_TASK GOAL_: Retype all the records with nothing changed.

>> Start

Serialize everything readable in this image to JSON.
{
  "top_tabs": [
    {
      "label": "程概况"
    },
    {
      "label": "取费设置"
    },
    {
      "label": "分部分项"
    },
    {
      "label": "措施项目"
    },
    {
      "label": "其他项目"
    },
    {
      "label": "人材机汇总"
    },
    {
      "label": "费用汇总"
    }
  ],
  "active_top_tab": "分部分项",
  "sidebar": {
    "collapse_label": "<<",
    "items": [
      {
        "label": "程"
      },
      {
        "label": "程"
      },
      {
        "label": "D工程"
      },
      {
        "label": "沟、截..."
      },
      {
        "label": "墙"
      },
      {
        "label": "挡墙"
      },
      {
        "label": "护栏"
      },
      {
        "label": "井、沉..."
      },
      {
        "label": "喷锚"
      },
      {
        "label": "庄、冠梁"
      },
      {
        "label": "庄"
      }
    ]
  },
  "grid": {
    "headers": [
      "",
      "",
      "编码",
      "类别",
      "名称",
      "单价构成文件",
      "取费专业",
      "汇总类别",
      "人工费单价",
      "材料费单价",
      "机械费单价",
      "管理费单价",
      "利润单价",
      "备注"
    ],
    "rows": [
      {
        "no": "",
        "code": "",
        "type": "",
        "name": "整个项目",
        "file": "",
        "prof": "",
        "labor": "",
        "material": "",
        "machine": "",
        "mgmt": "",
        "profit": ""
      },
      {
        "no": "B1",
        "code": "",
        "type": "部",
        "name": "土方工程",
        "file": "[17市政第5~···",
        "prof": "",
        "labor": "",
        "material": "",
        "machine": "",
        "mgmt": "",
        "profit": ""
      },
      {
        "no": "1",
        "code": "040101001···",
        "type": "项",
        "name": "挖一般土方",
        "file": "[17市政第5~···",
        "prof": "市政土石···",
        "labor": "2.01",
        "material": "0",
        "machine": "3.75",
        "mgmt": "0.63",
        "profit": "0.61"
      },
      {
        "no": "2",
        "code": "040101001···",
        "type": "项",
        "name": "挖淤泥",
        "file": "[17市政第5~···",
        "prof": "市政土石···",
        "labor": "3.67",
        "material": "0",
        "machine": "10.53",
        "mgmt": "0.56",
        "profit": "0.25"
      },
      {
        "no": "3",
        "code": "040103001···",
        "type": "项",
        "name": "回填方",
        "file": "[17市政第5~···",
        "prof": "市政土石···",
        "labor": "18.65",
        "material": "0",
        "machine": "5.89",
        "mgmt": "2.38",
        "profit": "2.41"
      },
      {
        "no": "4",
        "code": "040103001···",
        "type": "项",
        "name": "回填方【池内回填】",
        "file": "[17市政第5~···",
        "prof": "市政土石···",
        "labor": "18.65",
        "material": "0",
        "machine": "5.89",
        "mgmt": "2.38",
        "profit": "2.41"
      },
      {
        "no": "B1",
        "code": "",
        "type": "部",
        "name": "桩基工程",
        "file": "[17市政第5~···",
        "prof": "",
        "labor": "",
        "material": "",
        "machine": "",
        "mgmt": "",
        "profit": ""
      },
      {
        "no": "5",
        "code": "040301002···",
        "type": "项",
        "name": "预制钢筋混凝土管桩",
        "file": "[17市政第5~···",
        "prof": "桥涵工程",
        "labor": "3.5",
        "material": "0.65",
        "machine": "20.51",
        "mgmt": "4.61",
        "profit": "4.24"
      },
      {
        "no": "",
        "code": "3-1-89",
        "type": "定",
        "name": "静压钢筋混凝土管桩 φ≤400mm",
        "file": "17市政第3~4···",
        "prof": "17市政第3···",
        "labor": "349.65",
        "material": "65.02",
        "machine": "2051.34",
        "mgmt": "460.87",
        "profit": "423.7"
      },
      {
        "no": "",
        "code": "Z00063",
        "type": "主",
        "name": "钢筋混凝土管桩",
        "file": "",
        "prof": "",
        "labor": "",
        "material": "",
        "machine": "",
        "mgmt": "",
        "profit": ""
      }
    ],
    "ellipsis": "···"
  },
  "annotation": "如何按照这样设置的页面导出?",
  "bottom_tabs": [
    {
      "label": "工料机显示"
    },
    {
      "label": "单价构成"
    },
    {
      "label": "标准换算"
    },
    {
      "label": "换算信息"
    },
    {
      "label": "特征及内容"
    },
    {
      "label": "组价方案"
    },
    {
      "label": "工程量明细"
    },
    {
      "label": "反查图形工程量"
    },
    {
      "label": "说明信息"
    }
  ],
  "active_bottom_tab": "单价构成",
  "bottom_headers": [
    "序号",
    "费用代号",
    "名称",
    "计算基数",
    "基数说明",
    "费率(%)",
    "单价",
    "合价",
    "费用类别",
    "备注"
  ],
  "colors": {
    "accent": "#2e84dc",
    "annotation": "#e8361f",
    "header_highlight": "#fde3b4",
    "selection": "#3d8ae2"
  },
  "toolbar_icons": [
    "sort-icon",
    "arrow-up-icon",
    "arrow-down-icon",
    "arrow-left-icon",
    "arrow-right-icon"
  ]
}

>> End

_SOLUTION TO THIS EXERCISE_:
Serialize everything readable in this image to JSON.
{
  "top_tabs": [
    {
      "label": "程概况"
    },
    {
      "label": "取费设置"
    },
    {
      "label": "分部分项"
    },
    {
      "label": "措施项目"
    },
    {
      "label": "其他项目"
    },
    {
      "label": "人材机汇总"
    },
    {
      "label": "费用汇总"
    }
  ],
  "active_top_tab": "分部分项",
  "sidebar": {
    "collapse_label": "<<",
    "items": [
      {
        "label": "程"
      },
      {
        "label": "程"
      },
      {
        "label": "D工程"
      },
      {
        "label": "沟、截..."
      },
      {
        "label": "墙"
      },
      {
        "label": "挡墙"
      },
      {
        "label": "护栏"
      },
      {
        "label": "井、沉..."
      },
      {
        "label": "喷锚"
      },
      {
        "label": "庄、冠梁"
      },
      {
        "label": "庄"
      }
    ]
  },
  "grid": {
    "headers": [
      "",
      "",
      "编码",
      "类别",
      "名称",
      "单价构成文件",
      "取费专业",
      "汇总类别",
      "人工费单价",
      "材料费单价",
      "机械费单价",
      "管理费单价",
      "利润单价",
      "备注"
    ],
    "rows": [
      {
        "no": "",
        "code": "",
        "type": "",
        "name": "整个项目",
        "file": "",
        "prof": "",
        "labor": "",
        "material": "",
        "machine": "",
        "mgmt": "",
        "profit": ""
      },
      {
        "no": "B1",
        "code": "",
        "type": "部",
        "name": "土方工程",
        "file": "[17市政第5~···",
        "prof": "",
        "labor": "",
        "material": "",
        "machine": "",
        "mgmt": "",
        "profit": ""
      },
      {
        "no": "1",
        "code": "040101001···",
        "type": "项",
        "name": "挖一般土方",
        "file": "[17市政第5~···",
        "prof": "市政土石···",
        "labor": "2.01",
        "material": "0",
        "machine": "3.75",
        "mgmt": "0.63",
        "profit": "0.61"
      },
      {
        "no": "2",
        "code": "040101001···",
        "type": "项",
        "name": "挖淤泥",
        "file": "[17市政第5~···",
        "prof": "市政土石···",
        "labor": "3.67",
        "material": "0",
        "machine": "10.53",
        "mgmt": "0.56",
        "profit": "0.25"
      },
      {
        "no": "3",
        "code": "040103001···",
        "type": "项",
        "name": "回填方",
        "file": "[17市政第5~···",
        "prof": "市政土石···",
        "labor": "18.65",
        "material": "0",
        "machine": "5.89",
        "mgmt": "2.38",
        "profit": "2.41"
      },
      {
        "no": "4",
        "code": "040103001···",
        "type": "项",
        "name": "回填方【池内回填】",
        "file": "[17市政第5~···",
        "prof": "市政土石···",
        "labor": "18.65",
        "material": "0",
        "machine": "5.89",
        "mgmt": "2.38",
        "profit": "2.41"
      },
      {
        "no": "B1",
        "code": "",
        "type": "部",
        "name": "桩基工程",
        "file": "[17市政第5~···",
        "prof": "",
        "labor": "",
        "material": "",
        "machine": "",
        "mgmt": "",
        "profit": ""
      },
      {
        "no": "5",
        "code": "040301002···",
        "type": "项",
        "name": "预制钢筋混凝土管桩",
        "file": "[17市政第5~···",
        "prof": "桥涵工程",
        "labor": "3.5",
        "material": "0.65",
        "machine": "20.51",
        "mgmt": "4.61",
        "profit": "4.24"
      },
      {
        "no": "",
        "code": "3-1-89",
        "type": "定",
        "name": "静压钢筋混凝土管桩 φ≤400mm",
        "file": "17市政第3~4···",
        "prof": "17市政第3···",
        "labor": "349.65",
        "material": "65.02",
        "machine": "2051.34",
        "mgmt": "460.87",
        "profit": "423.7"
      },
      {
        "no": "",
        "code": "Z00063",
        "type": "主",
        "name": "钢筋混凝土管桩",
        "file": "",
        "prof": "",
        "labor": "",
        "material": "",
        "machine": "",
        "mgmt": "",
        "profit": ""
      }
    ],
    "ellipsis": "···"
  },
  "annotation": "如何按照这样设置的页面导出?",
  "bottom_tabs": [
    {
      "label": "工料机显示"
    },
    {
      "label": "单价构成"
    },
    {
      "label": "标准换算"
    },
    {
      "label": "换算信息"
    },
    {
      "label": "特征及内容"
    },
    {
      "label": "组价方案"
    },
    {
      "label": "工程量明细"
    },
    {
      "label": "反查图形工程量"
    },
    {
      "label": "说明信息"
    }
  ],
  "active_bottom_tab": "单价构成",
  "bottom_headers": [
    "序号",
    "费用代号",
    "名称",
    "计算基数",
    "基数说明",
    "费率(%)",
    "单价",
    "合价",
    "费用类别",
    "备注"
  ],
  "colors": {
    "accent": "#2e84dc",
    "annotation": "#e8361f",
    "header_highlight": "#fde3b4",
    "selection": "#3d8ae2"
  },
  "toolbar_icons": [
    "sort-icon",
    "arrow-up-icon",
    "arrow-down-icon",
    "arrow-left-icon",
    "arrow-right-icon"
  ]
}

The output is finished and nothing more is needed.